> _Dataset entries_
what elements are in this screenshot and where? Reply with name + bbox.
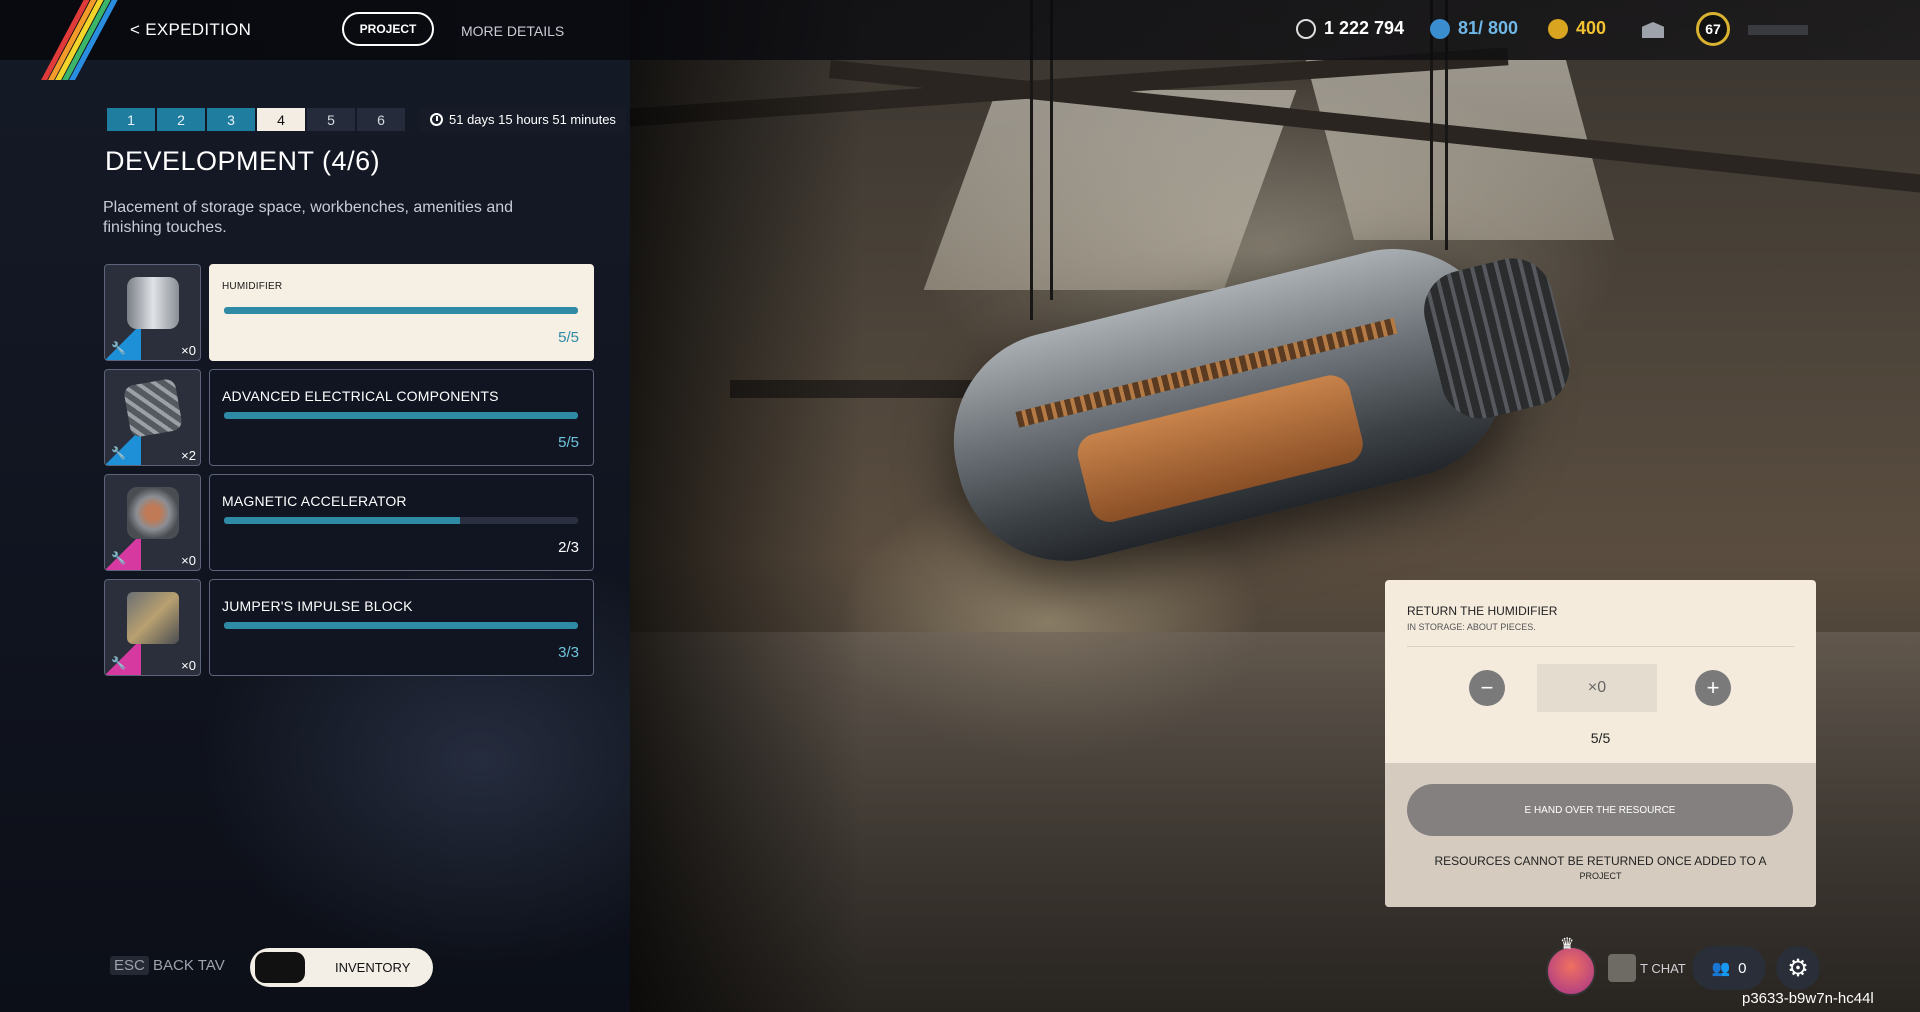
storage-value: 81/ 800 <box>1458 18 1519 38</box>
session-code: p3633-b9w7n-hc44l <box>1742 990 1874 1007</box>
resource-fraction: 5/5 <box>1590 730 1611 746</box>
warning-text-2: PROJECT <box>1579 871 1622 881</box>
gold-value: 400 <box>1576 18 1607 38</box>
step-1[interactable]: 1 <box>107 108 155 131</box>
friends-icon: 👥 <box>1711 960 1731 977</box>
decrease-button[interactable]: − <box>1469 670 1505 706</box>
back-to-expedition-link[interactable]: < EXPEDITION <box>130 20 251 40</box>
progress-bar <box>224 622 578 629</box>
stage-timer: 51 days 15 hours 51 minutes <box>420 107 626 132</box>
clock-icon <box>430 113 443 126</box>
resource-card[interactable]: JUMPER'S IMPULSE BLOCK 3/3 <box>209 579 594 676</box>
list-item[interactable]: 🔧 ×2 ADVANCED ELECTRICAL COMPONENTS 5/5 <box>104 369 594 466</box>
player-level-badge[interactable]: 67 <box>1696 12 1730 46</box>
panel-subtitle: IN STORAGE: ABOUT PIECES. <box>1407 622 1536 632</box>
stage-description: Placement of storage space, workbenches,… <box>103 199 514 236</box>
panel-title: RETURN THE HUMIDIFIER <box>1407 604 1558 618</box>
player-name-bar[interactable] <box>1748 25 1808 35</box>
hand-over-button[interactable]: E HAND OVER THE RESOURCE <box>1407 784 1793 836</box>
resource-card[interactable]: ADVANCED ELECTRICAL COMPONENTS 5/5 <box>209 369 594 466</box>
item-quantity: ×0 <box>181 658 196 673</box>
credits-value: 1 222 794 <box>1324 18 1405 38</box>
friends-button[interactable]: 👥 0 <box>1692 946 1766 990</box>
gold-coin-icon <box>1548 18 1568 39</box>
item-quantity: ×0 <box>181 343 196 358</box>
resource-name: ADVANCED ELECTRICAL COMPONENTS <box>222 388 499 404</box>
wrench-icon: 🔧 <box>111 551 126 565</box>
chat-label: T CHAT <box>1640 960 1686 976</box>
chat-key-icon <box>1608 954 1636 982</box>
friends-count: 0 <box>1738 959 1747 977</box>
step-5[interactable]: 5 <box>307 108 355 131</box>
inventory-button[interactable]: INVENTORY <box>250 948 433 987</box>
resource-count: 5/5 <box>558 434 579 451</box>
electrical-components-thumbnail[interactable]: 🔧 ×2 <box>104 369 201 466</box>
humidifier-thumbnail[interactable]: 🔧 ×0 <box>104 264 201 361</box>
resource-card[interactable]: MAGNETIC ACCELERATOR 2/3 <box>209 474 594 571</box>
tab-project[interactable]: PROJECT <box>342 12 434 46</box>
resource-count: 3/3 <box>558 644 579 661</box>
key-icon <box>255 952 305 983</box>
progress-bar <box>224 517 578 524</box>
item-quantity: ×2 <box>181 448 196 463</box>
warning-text: RESOURCES CANNOT BE RETURNED ONCE ADDED … <box>1434 854 1767 868</box>
rainbow-logo <box>41 0 125 80</box>
resource-card-selected[interactable]: HUMIDIFIER 5/5 <box>209 264 594 361</box>
increase-button[interactable]: + <box>1695 670 1731 706</box>
list-item[interactable]: 🔧 ×0 JUMPER'S IMPULSE BLOCK 3/3 <box>104 579 594 676</box>
timer-text: 51 days 15 hours 51 minutes <box>449 112 616 127</box>
settings-gear-icon[interactable]: ⚙ <box>1776 946 1820 990</box>
crown-icon: ♛ <box>1560 936 1575 953</box>
currency-storage: 81/ 800 <box>1430 18 1518 39</box>
resource-count: 5/5 <box>558 329 579 346</box>
wrench-icon: 🔧 <box>111 446 126 460</box>
return-resource-panel: RETURN THE HUMIDIFIER IN STORAGE: ABOUT … <box>1385 580 1816 907</box>
credits-icon <box>1296 18 1316 39</box>
item-quantity: ×0 <box>181 553 196 568</box>
tab-more-details[interactable]: MORE DETAILS <box>461 23 564 39</box>
panel-footer: E HAND OVER THE RESOURCE RESOURCES CANNO… <box>1385 763 1816 907</box>
stage-steps: 1 2 3 4 5 6 <box>107 108 405 131</box>
inventory-label: INVENTORY <box>335 960 411 975</box>
back-hint[interactable]: ESC BACK TAV <box>110 956 225 975</box>
step-2[interactable]: 2 <box>157 108 205 131</box>
resource-count: 2/3 <box>558 539 579 556</box>
step-3[interactable]: 3 <box>207 108 255 131</box>
top-bar <box>0 0 1920 60</box>
progress-bar <box>224 307 578 314</box>
wrench-icon: 🔧 <box>111 656 126 670</box>
resource-name: MAGNETIC ACCELERATOR <box>222 493 407 509</box>
divider <box>1407 646 1794 647</box>
resource-name: JUMPER'S IMPULSE BLOCK <box>222 598 413 614</box>
currency-gold: 400 <box>1548 18 1606 39</box>
resource-name: HUMIDIFIER <box>222 281 283 292</box>
chat-button[interactable]: T CHAT <box>1608 954 1686 982</box>
wrench-icon: 🔧 <box>111 341 126 355</box>
step-6[interactable]: 6 <box>357 108 405 131</box>
impulse-block-thumbnail[interactable]: 🔧 ×0 <box>104 579 201 676</box>
progress-bar <box>224 412 578 419</box>
back-label: BACK TAV <box>153 957 225 974</box>
list-item[interactable]: 🔧 ×0 MAGNETIC ACCELERATOR 2/3 <box>104 474 594 571</box>
magnetic-accelerator-thumbnail[interactable]: 🔧 ×0 <box>104 474 201 571</box>
currency-credits: 1 222 794 <box>1296 18 1404 39</box>
step-4[interactable]: 4 <box>257 108 305 131</box>
quantity-field[interactable]: ×0 <box>1537 664 1657 712</box>
storage-icon <box>1430 18 1450 39</box>
page-title: DEVELOPMENT (4/6) <box>105 146 381 176</box>
list-item[interactable]: 🔧 ×0 HUMIDIFIER 5/5 <box>104 264 594 361</box>
esc-key: ESC <box>110 956 149 975</box>
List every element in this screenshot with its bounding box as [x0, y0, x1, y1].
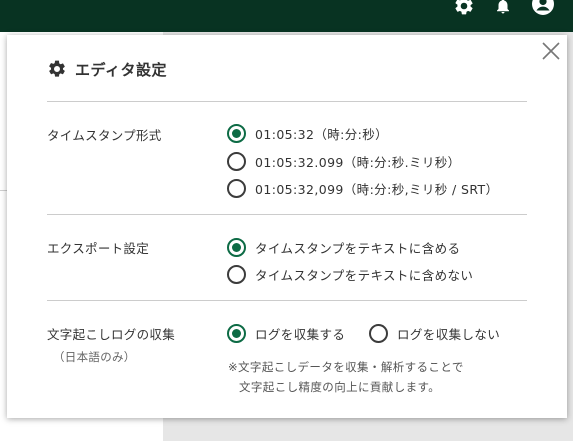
close-icon	[542, 42, 560, 60]
close-button[interactable]	[540, 40, 562, 62]
export-option-include-timestamp[interactable]: タイムスタンプをテキストに含める	[227, 238, 460, 257]
app-topbar	[0, 0, 573, 32]
timestamp-format-option-srt[interactable]: 01:05:32,099（時:分:秒,ミリ秒 / SRT）	[227, 179, 498, 198]
log-collection-note: ※文字起こしデータを収集・解析することで 文字起こし精度の向上に貢献します。	[228, 357, 464, 397]
export-settings-label: エクスポート設定	[47, 241, 150, 256]
radio-button[interactable]	[369, 324, 388, 343]
option-label: タイムスタンプをテキストに含めない	[255, 268, 474, 283]
editor-settings-dialog: エディタ設定 タイムスタンプ形式 01:05:32（時:分:秒） 01:05:3…	[7, 35, 567, 418]
note-line: 文字起こし精度の向上に貢献します。	[239, 380, 441, 394]
option-label: タイムスタンプをテキストに含める	[255, 241, 461, 256]
log-collection-sublabel: （日本語のみ）	[53, 350, 136, 364]
user-icon[interactable]	[530, 0, 556, 15]
timestamp-format-option-hms[interactable]: 01:05:32（時:分:秒）	[227, 124, 388, 143]
export-option-exclude-timestamp[interactable]: タイムスタンプをテキストに含めない	[227, 265, 473, 284]
log-option-collect[interactable]: ログを収集する	[227, 324, 345, 343]
radio-button[interactable]	[227, 179, 246, 198]
gear-icon	[49, 60, 65, 77]
radio-button[interactable]	[227, 124, 246, 143]
dialog-header: エディタ設定	[47, 57, 167, 81]
radio-button[interactable]	[227, 152, 246, 171]
dialog-title: エディタ設定	[75, 60, 167, 79]
section-divider	[47, 300, 527, 301]
timestamp-format-option-hms-dot-ms[interactable]: 01:05:32.099（時:分:秒.ミリ秒）	[227, 152, 461, 171]
radio-button[interactable]	[227, 265, 246, 284]
option-label: ログを収集する	[255, 327, 346, 342]
note-line: ※文字起こしデータを収集・解析することで	[228, 360, 464, 374]
timestamp-format-label: タイムスタンプ形式	[47, 128, 162, 143]
section-divider	[47, 214, 527, 215]
section-divider	[47, 101, 527, 102]
option-label: ログを収集しない	[397, 327, 501, 342]
log-collection-label: 文字起こしログの収集	[47, 327, 176, 342]
option-label: 01:05:32（時:分:秒）	[255, 127, 389, 142]
option-label: 01:05:32,099（時:分:秒,ミリ秒 / SRT）	[255, 182, 499, 197]
radio-button[interactable]	[227, 238, 246, 257]
radio-button[interactable]	[227, 324, 246, 343]
option-label: 01:05:32.099（時:分:秒.ミリ秒）	[255, 155, 461, 170]
gear-icon[interactable]	[453, 0, 475, 16]
bell-icon[interactable]	[493, 0, 513, 16]
log-option-no-collect[interactable]: ログを収集しない	[369, 324, 500, 343]
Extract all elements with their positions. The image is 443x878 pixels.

> _Problem details_
Convert the listing lines into a Markdown table with columns Row and Line, starting at the line containing "storage-value: 81/ 800" and stopping after the line containing "clock-icon <box>430 113 443 126</box>". Leave out any blank lines.

> _Exercise result_
| Row | Line |
|---|---|
| 1 | storage-value: 81/ 800 <box>1458 18 1519 38</box> |
| 2 | session-code: p3633-b9w7n-hc44l <box>1742 990 1874 1007</box> |
| 3 | resource-fraction: 5/5 <box>1590 730 1611 746</box> |
| 4 | warning-text-2: PROJECT <box>1579 871 1622 881</box> |
| 5 | gold-value: 400 <box>1576 18 1607 38</box> |
| 6 | step-1[interactable]: 1 <box>107 108 155 131</box> |
| 7 | friends-icon: 👥 <box>1711 960 1731 977</box> |
| 8 | decrease-button[interactable]: − <box>1469 670 1505 706</box> |
| 9 | back-to-expedition-link[interactable]: < EXPEDITION <box>130 20 251 40</box> |
| 10 | progress-bar <box>224 622 578 629</box> |
| 11 | stage-timer: 51 days 15 hours 51 minutes <box>420 107 626 132</box> |
| 12 | clock-icon <box>430 113 443 126</box> |